* [AIM]: Print the records below word for word, but leave out the pictures.

________________________________________

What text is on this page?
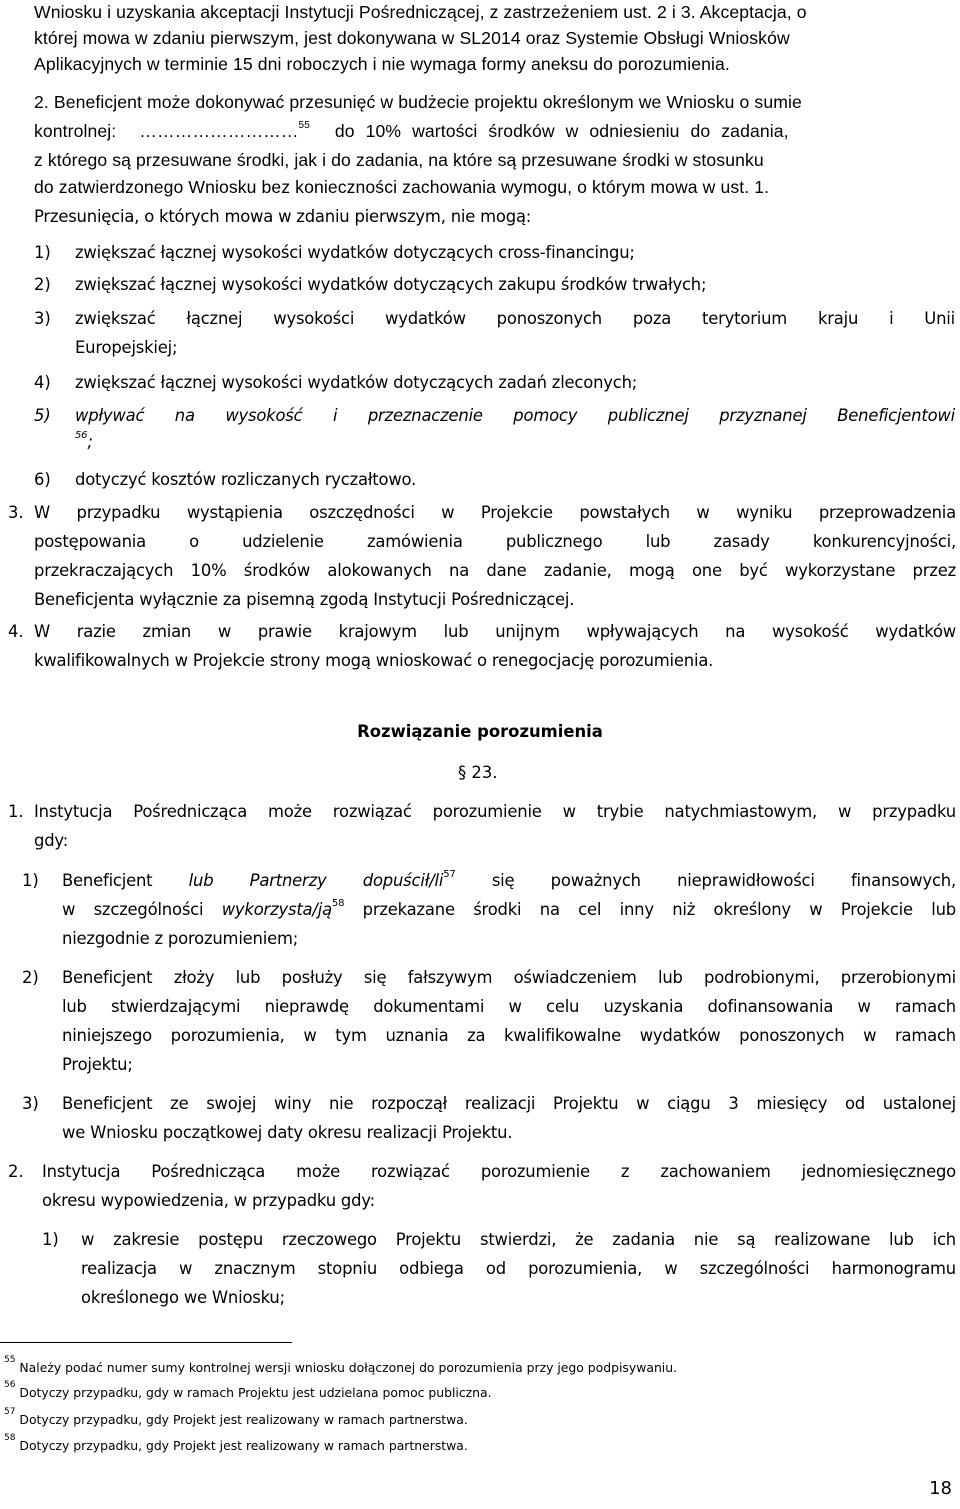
Wniosku i uzyskania akceptacji Instytucji Pośredniczącej, z zastrzeżeniem ust. 2 i 3. Akceptacja, o
której mowa w zdaniu pierwszym, jest dokonywana w SL2014 oraz Systemie Obsługi Wniosków
Aplikacyjnych w terminie 15 dni roboczych i nie wymaga formy aneksu do porozumienia.
2. Beneficjent może dokonywać przesunięć w budżecie projektu określonym we Wniosku o sumie
kontrolnej: ………………………$^{55}$ do 10% wartości środków w odniesieniu do zadania,
z którego są przesuwane środki, jak i do zadania, na które są przesuwane środki w stosunku
do zatwierdzonego Wniosku bez konieczności zachowania wymogu, o którym mowa w ust. 1.
Przesunięcia, o których mowa w zdaniu pierwszym, nie mogą:
1) zwiększać łącznej wysokości wydatków dotyczących cross-financingu;
2) zwiększać łącznej wysokości wydatków dotyczących zakupu środków trwałych;
3) zwiększać łącznej wysokości wydatków ponoszonych poza terytorium kraju i Unii
Europejskiej;
4) zwiększać łącznej wysokości wydatków dotyczących zadań zleconych;
5) wpływać na wysokość i przeznaczenie pomocy publicznej przyznanej Beneficjentowi
$^{56}$;
6) dotyczyć kosztów rozliczanych ryczałtowo.
3. W przypadku wystąpienia oszczędności w Projekcie powstałych w wyniku przeprowadzenia
postępowania o udzielenie zamówienia publicznego lub zasady konkurencyjności,
przekraczających 10% środków alokowanych na dane zadanie, mogą one być wykorzystane przez
Beneficjenta wyłącznie za pisemną zgodą Instytucji Pośredniczącej.
4. W razie zmian w prawie krajowym lub unijnym wpływających na wysokość wydatków
kwalifikowalnych w Projekcie strony mogą wnioskować o renegocjację porozumienia.
Rozwiązanie porozumienia
§ 23.
1. Instytucja Pośrednicząca może rozwiązać porozumienie w trybie natychmiastowym, w przypadku
gdy:
1) Beneficjent lub Partnerzy dopuścił/$li^{57}$ się poważnych nieprawidłowości finansowych,
w szczególności wykorzysta/$ją^{58}$ przekazane środki na cel inny niż określony w Projekcie lub
niezgodnie z porozumieniem;
2) Beneficjent złoży lub posłuży się fałszywym oświadczeniem lub podrobionymi, przerobionymi
lub stwierdzającymi nieprawdę dokumentami w celu uzyskania dofinansowania w ramach
niniejszego porozumienia, w tym uznania za kwalifikowalne wydatków ponoszonych w ramach
Projektu;
3) Beneficjent ze swojej winy nie rozpoczął realizacji Projektu w ciągu 3 miesięcy od ustalonej
we Wniosku początkowej daty okresu realizacji Projektu.
2. Instytucja Pośrednicząca może rozwiązać porozumienie z zachowaniem jednomiesięcznego
okresu wypowiedzenia, w przypadku gdy:
1) w zakresie postępu rzeczowego Projektu stwierdzi, że zadania nie są realizowane lub ich
realizacja w znacznym stopniu odbiega od porozumienia, w szczególności harmonogramu
określonego we Wniosku;
$^{55}$ Należy podać numer sumy kontrolnej wersji wniosku dołączonej do porozumienia przy jego podpisywaniu.
$^{56}$ Dotyczy przypadku, gdy w ramach Projektu jest udzielana pomoc publiczna.
$^{57}$ Dotyczy przypadku, gdy Projekt jest realizowany w ramach partnerstwa.
$^{58}$ Dotyczy przypadku, gdy Projekt jest realizowany w ramach partnerstwa.
18
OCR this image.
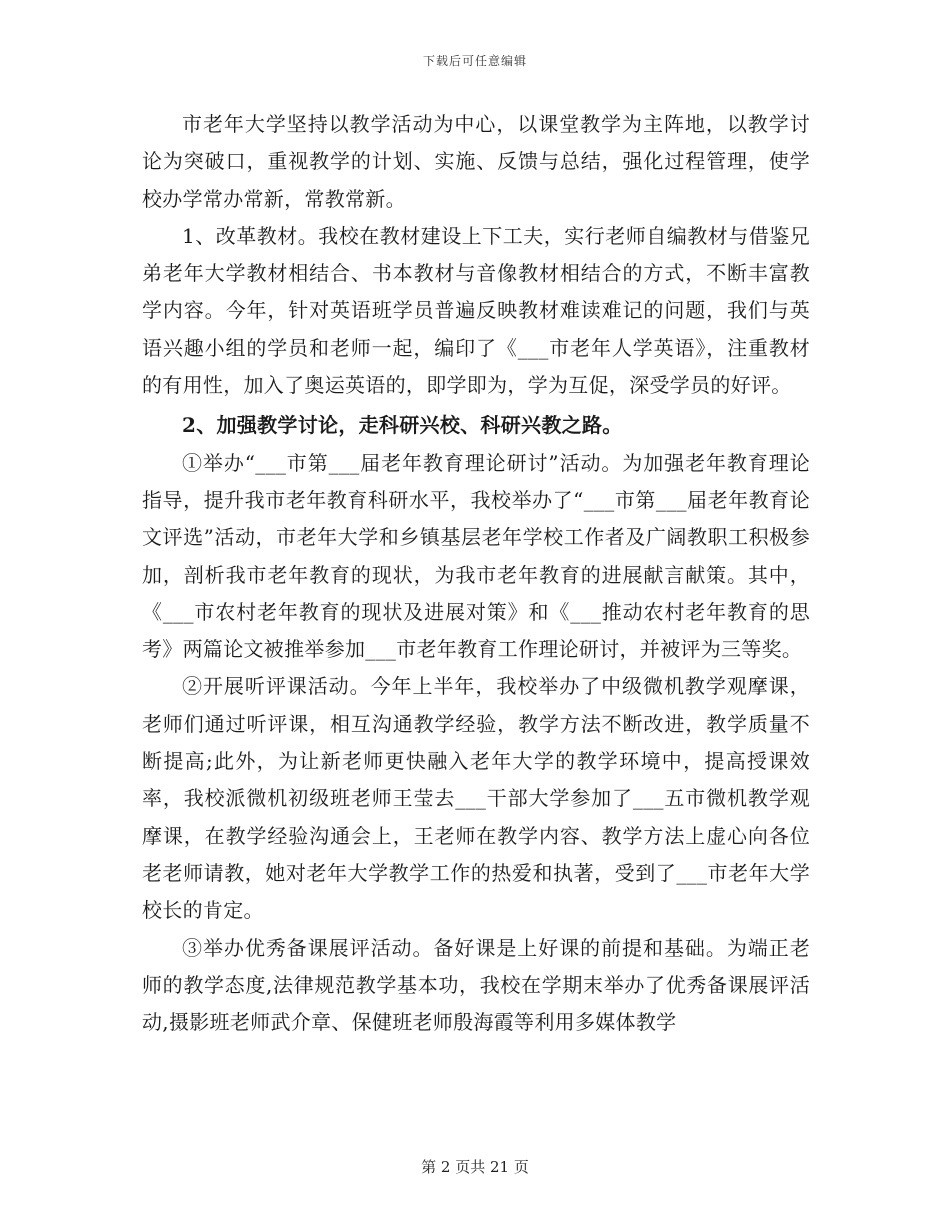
下载后可任意编辑

市老年大学坚持以教学活动为中心，以课堂教学为主阵地，以教学讨论为突破口，重视教学的计划、实施、反馈与总结，强化过程管理，使学校办学常办常新，常教常新。

1、改革教材。我校在教材建设上下工夫，实行老师自编教材与借鉴兄弟老年大学教材相结合、书本教材与音像教材相结合的方式，不断丰富教学内容。今年，针对英语班学员普遍反映教材难读难记的问题，我们与英语兴趣小组的学员和老师一起，编印了《___市老年人学英语》，注重教材的有用性，加入了奥运英语的，即学即为，学为互促，深受学员的好评。

2、加强教学讨论，走科研兴校、科研兴教之路。

①举办“___市第___届老年教育理论研讨”活动。为加强老年教育理论指导，提升我市老年教育科研水平，我校举办了“___市第___届老年教育论文评选”活动，市老年大学和乡镇基层老年学校工作者及广阔教职工积极参加，剖析我市老年教育的现状，为我市老年教育的进展献言献策。其中，《___市农村老年教育的现状及进展对策》和《___推动农村老年教育的思考》两篇论文被推举参加___市老年教育工作理论研讨，并被评为三等奖。

②开展听评课活动。今年上半年，我校举办了中级微机教学观摩课，老师们通过听评课，相互沟通教学经验，教学方法不断改进，教学质量不断提高;此外，为让新老师更快融入老年大学的教学环境中，提高授课效率，我校派微机初级班老师王莹去___干部大学参加了___五市微机教学观摩课，在教学经验沟通会上，王老师在教学内容、教学方法上虚心向各位老老师请教，她对老年大学教学工作的热爱和执著，受到了___市老年大学校长的肯定。

③举办优秀备课展评活动。备好课是上好课的前提和基础。为端正老师的教学态度,法律规范教学基本功，我校在学期末举办了优秀备课展评活动,摄影班老师武介章、保健班老师殷海霞等利用多媒体教学

第 2 页共 21 页
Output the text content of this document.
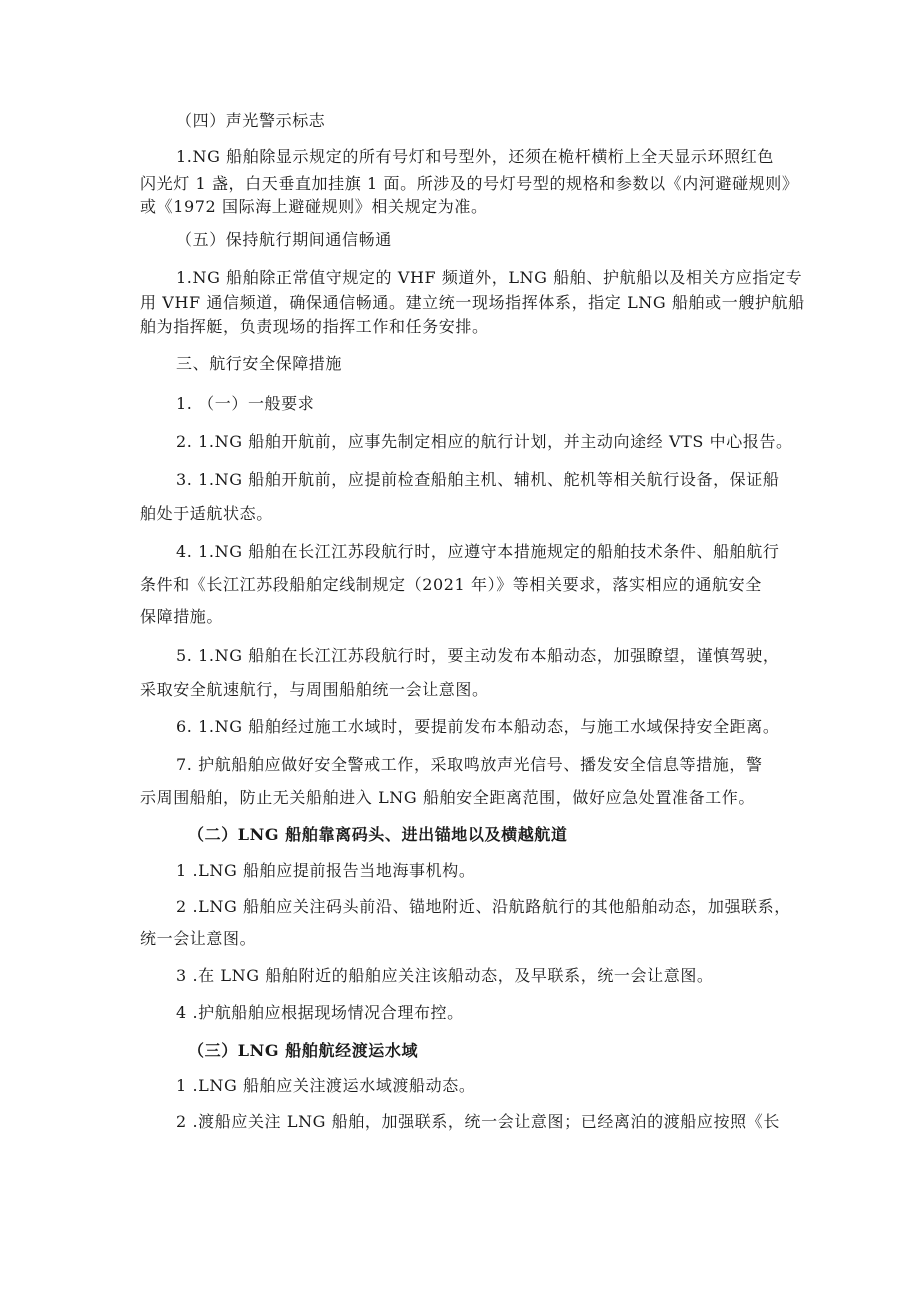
（四）声光警示标志
1.NG 船舶除显示规定的所有号灯和号型外，还须在桅杆横桁上全天显示环照红色
闪光灯 1 盏，白天垂直加挂旗 1 面。所涉及的号灯号型的规格和参数以《内河避碰规则》
或《1972 国际海上避碰规则》相关规定为准。
（五）保持航行期间通信畅通
1.NG 船舶除正常值守规定的 VHF 频道外，LNG 船舶、护航船以及相关方应指定专
用 VHF 通信频道，确保通信畅通。建立统一现场指挥体系，指定 LNG 船舶或一艘护航船
舶为指挥艇，负责现场的指挥工作和任务安排。
三、航行安全保障措施
1. （一）一般要求
2. 1.NG 船舶开航前，应事先制定相应的航行计划，并主动向途经 VTS 中心报告。
3. 1.NG 船舶开航前，应提前检查船舶主机、辅机、舵机等相关航行设备，保证船
舶处于适航状态。
4. 1.NG 船舶在长江江苏段航行时，应遵守本措施规定的船舶技术条件、船舶航行
条件和《长江江苏段船舶定线制规定（2021 年）》等相关要求，落实相应的通航安全
保障措施。
5. 1.NG 船舶在长江江苏段航行时，要主动发布本船动态，加强瞭望，谨慎驾驶，
采取安全航速航行，与周围船舶统一会让意图。
6. 1.NG 船舶经过施工水域时，要提前发布本船动态，与施工水域保持安全距离。
7. 护航船舶应做好安全警戒工作，采取鸣放声光信号、播发安全信息等措施，警
示周围船舶，防止无关船舶进入 LNG 船舶安全距离范围，做好应急处置准备工作。
（二）LNG 船舶靠离码头、进出锚地以及横越航道
1 .LNG 船舶应提前报告当地海事机构。
2 .LNG 船舶应关注码头前沿、锚地附近、沿航路航行的其他船舶动态，加强联系，
统一会让意图。
3 .在 LNG 船舶附近的船舶应关注该船动态，及早联系，统一会让意图。
4 .护航船舶应根据现场情况合理布控。
（三）LNG 船舶航经渡运水域
1 .LNG 船舶应关注渡运水域渡船动态。
2 .渡船应关注 LNG 船舶，加强联系，统一会让意图；已经离泊的渡船应按照《长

________________________________________

* [TASK RESPONSE]:
What text is on this page?
Wniosku i uzyskania akceptacji Instytucji Pośredniczącej, z zastrzeżeniem ust. 2 i 3. Akceptacja, o
której mowa w zdaniu pierwszym, jest dokonywana w SL2014 oraz Systemie Obsługi Wniosków
Aplikacyjnych w terminie 15 dni roboczych i nie wymaga formy aneksu do porozumienia.
2. Beneficjent może dokonywać przesunięć w budżecie projektu określonym we Wniosku o sumie
kontrolnej: ………………………$^{55}$ do 10% wartości środków w odniesieniu do zadania,
z którego są przesuwane środki, jak i do zadania, na które są przesuwane środki w stosunku
do zatwierdzonego Wniosku bez konieczności zachowania wymogu, o którym mowa w ust. 1.
Przesunięcia, o których mowa w zdaniu pierwszym, nie mogą:
1) zwiększać łącznej wysokości wydatków dotyczących cross-financingu;
2) zwiększać łącznej wysokości wydatków dotyczących zakupu środków trwałych;
3) zwiększać łącznej wysokości wydatków ponoszonych poza terytorium kraju i Unii
Europejskiej;
4) zwiększać łącznej wysokości wydatków dotyczących zadań zleconych;
5) wpływać na wysokość i przeznaczenie pomocy publicznej przyznanej Beneficjentowi
$^{56}$;
6) dotyczyć kosztów rozliczanych ryczałtowo.
3. W przypadku wystąpienia oszczędności w Projekcie powstałych w wyniku przeprowadzenia
postępowania o udzielenie zamówienia publicznego lub zasady konkurencyjności,
przekraczających 10% środków alokowanych na dane zadanie, mogą one być wykorzystane przez
Beneficjenta wyłącznie za pisemną zgodą Instytucji Pośredniczącej.
4. W razie zmian w prawie krajowym lub unijnym wpływających na wysokość wydatków
kwalifikowalnych w Projekcie strony mogą wnioskować o renegocjację porozumienia.
Rozwiązanie porozumienia
§ 23.
1. Instytucja Pośrednicząca może rozwiązać porozumienie w trybie natychmiastowym, w przypadku
gdy:
1) Beneficjent lub Partnerzy dopuścił/$li^{57}$ się poważnych nieprawidłowości finansowych,
w szczególności wykorzysta/$ją^{58}$ przekazane środki na cel inny niż określony w Projekcie lub
niezgodnie z porozumieniem;
2) Beneficjent złoży lub posłuży się fałszywym oświadczeniem lub podrobionymi, przerobionymi
lub stwierdzającymi nieprawdę dokumentami w celu uzyskania dofinansowania w ramach
niniejszego porozumienia, w tym uznania za kwalifikowalne wydatków ponoszonych w ramach
Projektu;
3) Beneficjent ze swojej winy nie rozpoczął realizacji Projektu w ciągu 3 miesięcy od ustalonej
we Wniosku początkowej daty okresu realizacji Projektu.
2. Instytucja Pośrednicząca może rozwiązać porozumienie z zachowaniem jednomiesięcznego
okresu wypowiedzenia, w przypadku gdy:
1) w zakresie postępu rzeczowego Projektu stwierdzi, że zadania nie są realizowane lub ich
realizacja w znacznym stopniu odbiega od porozumienia, w szczególności harmonogramu
określonego we Wniosku;
$^{55}$ Należy podać numer sumy kontrolnej wersji wniosku dołączonej do porozumienia przy jego podpisywaniu.
$^{56}$ Dotyczy przypadku, gdy w ramach Projektu jest udzielana pomoc publiczna.
$^{57}$ Dotyczy przypadku, gdy Projekt jest realizowany w ramach partnerstwa.
$^{58}$ Dotyczy przypadku, gdy Projekt jest realizowany w ramach partnerstwa.
18
OCR this image.
下载后可任意编辑

市老年大学坚持以教学活动为中心，以课堂教学为主阵地，以教学讨论为突破口，重视教学的计划、实施、反馈与总结，强化过程管理，使学校办学常办常新，常教常新。

1、改革教材。我校在教材建设上下工夫，实行老师自编教材与借鉴兄弟老年大学教材相结合、书本教材与音像教材相结合的方式，不断丰富教学内容。今年，针对英语班学员普遍反映教材难读难记的问题，我们与英语兴趣小组的学员和老师一起，编印了《___市老年人学英语》，注重教材的有用性，加入了奥运英语的，即学即为，学为互促，深受学员的好评。

2、加强教学讨论，走科研兴校、科研兴教之路。

①举办“___市第___届老年教育理论研讨”活动。为加强老年教育理论指导，提升我市老年教育科研水平，我校举办了“___市第___届老年教育论文评选”活动，市老年大学和乡镇基层老年学校工作者及广阔教职工积极参加，剖析我市老年教育的现状，为我市老年教育的进展献言献策。其中，《___市农村老年教育的现状及进展对策》和《___推动农村老年教育的思考》两篇论文被推举参加___市老年教育工作理论研讨，并被评为三等奖。

②开展听评课活动。今年上半年，我校举办了中级微机教学观摩课，老师们通过听评课，相互沟通教学经验，教学方法不断改进，教学质量不断提高;此外，为让新老师更快融入老年大学的教学环境中，提高授课效率，我校派微机初级班老师王莹去___干部大学参加了___五市微机教学观摩课，在教学经验沟通会上，王老师在教学内容、教学方法上虚心向各位老老师请教，她对老年大学教学工作的热爱和执著，受到了___市老年大学校长的肯定。

③举办优秀备课展评活动。备好课是上好课的前提和基础。为端正老师的教学态度,法律规范教学基本功，我校在学期末举办了优秀备课展评活动,摄影班老师武介章、保健班老师殷海霞等利用多媒体教学

第 2 页共 21 页
Output the text content of this document.
（四）声光警示标志
1.NG 船舶除显示规定的所有号灯和号型外，还须在桅杆横桁上全天显示环照红色
闪光灯 1 盏，白天垂直加挂旗 1 面。所涉及的号灯号型的规格和参数以《内河避碰规则》
或《1972 国际海上避碰规则》相关规定为准。
（五）保持航行期间通信畅通
1.NG 船舶除正常值守规定的 VHF 频道外，LNG 船舶、护航船以及相关方应指定专
用 VHF 通信频道，确保通信畅通。建立统一现场指挥体系，指定 LNG 船舶或一艘护航船
舶为指挥艇，负责现场的指挥工作和任务安排。
三、航行安全保障措施
1. （一）一般要求
2. 1.NG 船舶开航前，应事先制定相应的航行计划，并主动向途经 VTS 中心报告。
3. 1.NG 船舶开航前，应提前检查船舶主机、辅机、舵机等相关航行设备，保证船
舶处于适航状态。
4. 1.NG 船舶在长江江苏段航行时，应遵守本措施规定的船舶技术条件、船舶航行
条件和《长江江苏段船舶定线制规定（2021 年）》等相关要求，落实相应的通航安全
保障措施。
5. 1.NG 船舶在长江江苏段航行时，要主动发布本船动态，加强瞭望，谨慎驾驶，
采取安全航速航行，与周围船舶统一会让意图。
6. 1.NG 船舶经过施工水域时，要提前发布本船动态，与施工水域保持安全距离。
7. 护航船舶应做好安全警戒工作，采取鸣放声光信号、播发安全信息等措施，警
示周围船舶，防止无关船舶进入 LNG 船舶安全距离范围，做好应急处置准备工作。
（二）LNG 船舶靠离码头、进出锚地以及横越航道
1 .LNG 船舶应提前报告当地海事机构。
2 .LNG 船舶应关注码头前沿、锚地附近、沿航路航行的其他船舶动态，加强联系，
统一会让意图。
3 .在 LNG 船舶附近的船舶应关注该船动态，及早联系，统一会让意图。
4 .护航船舶应根据现场情况合理布控。
（三）LNG 船舶航经渡运水域
1 .LNG 船舶应关注渡运水域渡船动态。
2 .渡船应关注 LNG 船舶，加强联系，统一会让意图；已经离泊的渡船应按照《长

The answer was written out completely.